[Dataset entries]
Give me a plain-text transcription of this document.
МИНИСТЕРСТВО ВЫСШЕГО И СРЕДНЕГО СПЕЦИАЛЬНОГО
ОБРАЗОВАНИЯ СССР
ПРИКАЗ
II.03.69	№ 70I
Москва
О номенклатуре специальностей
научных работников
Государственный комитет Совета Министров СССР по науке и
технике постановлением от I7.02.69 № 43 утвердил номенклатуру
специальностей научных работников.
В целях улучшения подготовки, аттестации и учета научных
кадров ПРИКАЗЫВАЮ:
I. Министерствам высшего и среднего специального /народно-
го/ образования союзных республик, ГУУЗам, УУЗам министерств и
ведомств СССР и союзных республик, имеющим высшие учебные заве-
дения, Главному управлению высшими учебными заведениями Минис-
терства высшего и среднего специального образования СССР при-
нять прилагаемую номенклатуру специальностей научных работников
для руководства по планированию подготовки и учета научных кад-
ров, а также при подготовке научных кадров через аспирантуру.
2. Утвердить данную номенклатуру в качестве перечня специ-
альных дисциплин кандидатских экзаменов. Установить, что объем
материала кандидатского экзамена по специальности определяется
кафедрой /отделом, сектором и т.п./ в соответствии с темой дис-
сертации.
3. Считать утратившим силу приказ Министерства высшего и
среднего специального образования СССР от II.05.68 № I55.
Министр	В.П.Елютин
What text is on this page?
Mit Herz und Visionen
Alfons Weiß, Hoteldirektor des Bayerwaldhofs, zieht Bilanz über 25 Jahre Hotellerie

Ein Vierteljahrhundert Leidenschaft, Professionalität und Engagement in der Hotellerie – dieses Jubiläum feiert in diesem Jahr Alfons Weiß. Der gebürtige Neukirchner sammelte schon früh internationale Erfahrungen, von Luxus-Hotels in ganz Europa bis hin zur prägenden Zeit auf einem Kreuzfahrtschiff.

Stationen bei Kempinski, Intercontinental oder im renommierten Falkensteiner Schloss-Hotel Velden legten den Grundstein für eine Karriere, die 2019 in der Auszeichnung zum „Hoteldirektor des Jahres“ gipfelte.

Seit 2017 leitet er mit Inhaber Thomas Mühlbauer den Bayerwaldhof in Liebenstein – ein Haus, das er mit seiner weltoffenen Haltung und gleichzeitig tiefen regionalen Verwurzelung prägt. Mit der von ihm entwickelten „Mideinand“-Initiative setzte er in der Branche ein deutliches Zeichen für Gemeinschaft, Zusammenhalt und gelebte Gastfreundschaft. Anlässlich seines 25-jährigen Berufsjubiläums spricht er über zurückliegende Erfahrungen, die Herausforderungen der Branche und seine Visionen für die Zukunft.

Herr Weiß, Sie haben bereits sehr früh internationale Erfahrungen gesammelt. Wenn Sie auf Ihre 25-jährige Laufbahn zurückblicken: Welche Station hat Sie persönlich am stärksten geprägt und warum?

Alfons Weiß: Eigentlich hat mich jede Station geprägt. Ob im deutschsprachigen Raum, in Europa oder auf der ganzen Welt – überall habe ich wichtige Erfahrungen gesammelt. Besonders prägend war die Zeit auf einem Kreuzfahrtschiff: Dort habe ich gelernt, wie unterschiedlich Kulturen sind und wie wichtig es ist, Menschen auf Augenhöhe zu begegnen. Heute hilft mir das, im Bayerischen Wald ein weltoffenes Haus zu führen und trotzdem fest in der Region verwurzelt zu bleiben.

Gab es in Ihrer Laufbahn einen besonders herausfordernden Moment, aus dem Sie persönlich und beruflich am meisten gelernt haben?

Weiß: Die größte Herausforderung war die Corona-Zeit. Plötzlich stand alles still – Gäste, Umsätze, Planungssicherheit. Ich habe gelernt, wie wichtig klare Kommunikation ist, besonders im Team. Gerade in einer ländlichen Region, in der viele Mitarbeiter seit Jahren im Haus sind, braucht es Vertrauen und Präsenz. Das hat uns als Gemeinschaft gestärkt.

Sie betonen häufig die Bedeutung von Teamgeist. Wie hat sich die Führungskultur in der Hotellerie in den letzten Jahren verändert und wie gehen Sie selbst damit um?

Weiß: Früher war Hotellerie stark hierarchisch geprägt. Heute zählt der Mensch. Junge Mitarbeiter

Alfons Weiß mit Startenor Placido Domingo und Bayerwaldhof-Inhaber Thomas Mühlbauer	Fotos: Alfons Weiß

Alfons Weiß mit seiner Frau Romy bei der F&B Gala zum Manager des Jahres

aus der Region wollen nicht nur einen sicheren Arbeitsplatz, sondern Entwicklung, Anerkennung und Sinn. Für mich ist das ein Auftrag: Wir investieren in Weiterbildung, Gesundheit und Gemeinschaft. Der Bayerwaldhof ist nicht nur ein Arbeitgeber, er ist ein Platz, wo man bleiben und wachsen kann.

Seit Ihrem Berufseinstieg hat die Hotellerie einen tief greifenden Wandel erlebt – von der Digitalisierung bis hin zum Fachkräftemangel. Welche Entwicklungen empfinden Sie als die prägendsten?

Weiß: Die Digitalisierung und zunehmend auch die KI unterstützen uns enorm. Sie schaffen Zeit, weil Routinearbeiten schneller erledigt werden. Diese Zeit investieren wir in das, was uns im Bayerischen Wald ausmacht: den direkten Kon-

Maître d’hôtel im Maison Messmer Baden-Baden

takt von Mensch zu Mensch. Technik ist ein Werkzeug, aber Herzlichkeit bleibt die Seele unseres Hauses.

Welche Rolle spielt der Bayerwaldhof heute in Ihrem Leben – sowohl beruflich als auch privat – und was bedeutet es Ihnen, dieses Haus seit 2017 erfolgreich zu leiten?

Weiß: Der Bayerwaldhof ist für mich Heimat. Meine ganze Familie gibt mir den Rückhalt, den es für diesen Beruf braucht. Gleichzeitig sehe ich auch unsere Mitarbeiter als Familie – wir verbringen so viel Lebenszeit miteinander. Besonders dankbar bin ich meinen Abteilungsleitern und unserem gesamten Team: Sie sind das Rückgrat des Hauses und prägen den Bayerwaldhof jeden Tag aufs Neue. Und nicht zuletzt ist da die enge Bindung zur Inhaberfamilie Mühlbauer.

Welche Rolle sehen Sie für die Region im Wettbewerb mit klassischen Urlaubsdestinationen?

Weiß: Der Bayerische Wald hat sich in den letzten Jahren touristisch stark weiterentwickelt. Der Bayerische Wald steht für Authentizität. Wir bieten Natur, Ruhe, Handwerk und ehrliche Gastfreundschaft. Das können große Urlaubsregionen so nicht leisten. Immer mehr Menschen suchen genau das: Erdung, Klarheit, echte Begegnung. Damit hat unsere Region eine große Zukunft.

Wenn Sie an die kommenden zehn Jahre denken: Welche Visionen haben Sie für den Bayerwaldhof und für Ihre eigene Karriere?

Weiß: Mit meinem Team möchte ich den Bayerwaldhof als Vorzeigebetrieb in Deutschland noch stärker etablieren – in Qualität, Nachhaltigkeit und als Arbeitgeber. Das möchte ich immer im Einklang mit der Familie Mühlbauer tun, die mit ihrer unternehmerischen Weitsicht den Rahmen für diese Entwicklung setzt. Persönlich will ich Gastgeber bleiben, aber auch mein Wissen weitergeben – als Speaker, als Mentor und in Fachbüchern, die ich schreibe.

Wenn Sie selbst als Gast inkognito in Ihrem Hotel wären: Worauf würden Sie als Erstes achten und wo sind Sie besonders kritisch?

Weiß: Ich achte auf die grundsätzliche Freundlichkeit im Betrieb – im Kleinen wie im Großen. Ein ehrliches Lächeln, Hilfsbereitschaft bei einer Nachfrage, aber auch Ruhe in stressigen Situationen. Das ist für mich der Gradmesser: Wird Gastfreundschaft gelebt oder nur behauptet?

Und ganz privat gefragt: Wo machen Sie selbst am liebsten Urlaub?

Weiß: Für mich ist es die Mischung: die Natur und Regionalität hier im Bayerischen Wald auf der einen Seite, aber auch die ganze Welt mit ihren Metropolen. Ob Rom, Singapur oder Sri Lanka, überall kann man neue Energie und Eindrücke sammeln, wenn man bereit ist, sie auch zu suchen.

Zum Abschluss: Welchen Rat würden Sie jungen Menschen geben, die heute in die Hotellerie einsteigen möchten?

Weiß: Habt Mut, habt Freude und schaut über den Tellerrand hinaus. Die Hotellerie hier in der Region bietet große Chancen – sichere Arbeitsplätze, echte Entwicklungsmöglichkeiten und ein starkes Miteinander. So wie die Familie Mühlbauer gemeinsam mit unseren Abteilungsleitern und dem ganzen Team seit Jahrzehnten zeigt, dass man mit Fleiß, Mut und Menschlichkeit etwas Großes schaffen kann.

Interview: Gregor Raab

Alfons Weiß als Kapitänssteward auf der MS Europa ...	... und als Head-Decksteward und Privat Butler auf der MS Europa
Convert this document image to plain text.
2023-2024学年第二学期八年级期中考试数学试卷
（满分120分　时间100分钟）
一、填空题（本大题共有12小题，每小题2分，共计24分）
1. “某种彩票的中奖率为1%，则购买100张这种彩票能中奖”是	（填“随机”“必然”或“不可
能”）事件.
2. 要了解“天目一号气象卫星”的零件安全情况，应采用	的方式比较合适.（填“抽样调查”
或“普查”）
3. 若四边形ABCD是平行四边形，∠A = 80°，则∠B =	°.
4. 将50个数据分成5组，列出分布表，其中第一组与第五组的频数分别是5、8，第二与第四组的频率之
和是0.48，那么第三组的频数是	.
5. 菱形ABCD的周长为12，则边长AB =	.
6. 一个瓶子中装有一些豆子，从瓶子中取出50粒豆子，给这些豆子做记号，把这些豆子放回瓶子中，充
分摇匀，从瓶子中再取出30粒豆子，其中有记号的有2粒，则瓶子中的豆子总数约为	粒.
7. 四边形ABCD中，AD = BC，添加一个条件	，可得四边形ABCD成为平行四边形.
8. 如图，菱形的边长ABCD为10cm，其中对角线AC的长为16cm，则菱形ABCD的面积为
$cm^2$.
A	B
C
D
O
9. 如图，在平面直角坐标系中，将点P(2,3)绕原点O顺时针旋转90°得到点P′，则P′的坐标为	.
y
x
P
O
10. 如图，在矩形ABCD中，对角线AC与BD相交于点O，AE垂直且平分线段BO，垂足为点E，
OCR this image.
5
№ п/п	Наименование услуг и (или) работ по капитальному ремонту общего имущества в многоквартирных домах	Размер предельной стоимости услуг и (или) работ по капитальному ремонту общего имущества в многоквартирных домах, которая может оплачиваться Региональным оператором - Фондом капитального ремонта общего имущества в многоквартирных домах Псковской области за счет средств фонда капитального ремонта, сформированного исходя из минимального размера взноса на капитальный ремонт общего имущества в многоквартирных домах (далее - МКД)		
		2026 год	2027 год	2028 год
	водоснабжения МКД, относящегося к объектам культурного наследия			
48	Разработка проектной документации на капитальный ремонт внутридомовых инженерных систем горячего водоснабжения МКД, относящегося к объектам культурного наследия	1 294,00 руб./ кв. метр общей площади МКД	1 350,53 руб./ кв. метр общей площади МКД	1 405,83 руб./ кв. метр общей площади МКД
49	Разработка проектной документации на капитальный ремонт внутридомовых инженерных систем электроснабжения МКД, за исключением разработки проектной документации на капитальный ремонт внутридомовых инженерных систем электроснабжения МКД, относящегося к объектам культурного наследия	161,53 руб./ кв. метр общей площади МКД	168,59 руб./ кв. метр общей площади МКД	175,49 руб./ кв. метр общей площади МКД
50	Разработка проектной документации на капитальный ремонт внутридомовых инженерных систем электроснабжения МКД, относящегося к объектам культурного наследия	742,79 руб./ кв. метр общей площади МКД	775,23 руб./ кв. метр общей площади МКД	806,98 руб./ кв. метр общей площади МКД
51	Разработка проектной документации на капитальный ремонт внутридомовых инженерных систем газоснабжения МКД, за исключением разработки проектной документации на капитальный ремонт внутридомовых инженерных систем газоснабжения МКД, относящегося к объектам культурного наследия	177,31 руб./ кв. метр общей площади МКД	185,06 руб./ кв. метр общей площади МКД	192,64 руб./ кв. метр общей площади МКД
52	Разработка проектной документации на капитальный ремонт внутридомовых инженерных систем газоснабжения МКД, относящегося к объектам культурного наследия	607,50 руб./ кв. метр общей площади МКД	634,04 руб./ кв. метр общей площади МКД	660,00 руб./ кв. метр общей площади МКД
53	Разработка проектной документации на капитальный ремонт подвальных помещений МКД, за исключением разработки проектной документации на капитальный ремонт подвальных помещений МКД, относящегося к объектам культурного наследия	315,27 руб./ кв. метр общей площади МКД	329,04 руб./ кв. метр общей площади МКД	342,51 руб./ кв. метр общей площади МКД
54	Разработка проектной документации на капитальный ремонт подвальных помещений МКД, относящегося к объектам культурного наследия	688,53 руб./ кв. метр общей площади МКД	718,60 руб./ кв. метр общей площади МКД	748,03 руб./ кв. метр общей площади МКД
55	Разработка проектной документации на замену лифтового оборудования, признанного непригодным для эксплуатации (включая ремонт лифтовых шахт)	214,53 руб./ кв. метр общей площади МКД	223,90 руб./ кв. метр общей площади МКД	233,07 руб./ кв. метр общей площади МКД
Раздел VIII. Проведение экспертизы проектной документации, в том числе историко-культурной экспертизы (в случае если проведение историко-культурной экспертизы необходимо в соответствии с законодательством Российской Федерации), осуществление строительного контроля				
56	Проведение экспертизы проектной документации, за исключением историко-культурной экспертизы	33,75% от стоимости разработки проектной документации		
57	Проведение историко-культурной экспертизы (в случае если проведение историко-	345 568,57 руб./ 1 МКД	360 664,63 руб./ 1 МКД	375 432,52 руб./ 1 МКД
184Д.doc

[Work to be completed]
All lines of the data above that include the word "союзных" must be shown.

[The output]
го/ образования союзных республик, ГУУЗам, УУЗам министерств и
ведомств СССР и союзных республик, имеющим высшие учебные заве-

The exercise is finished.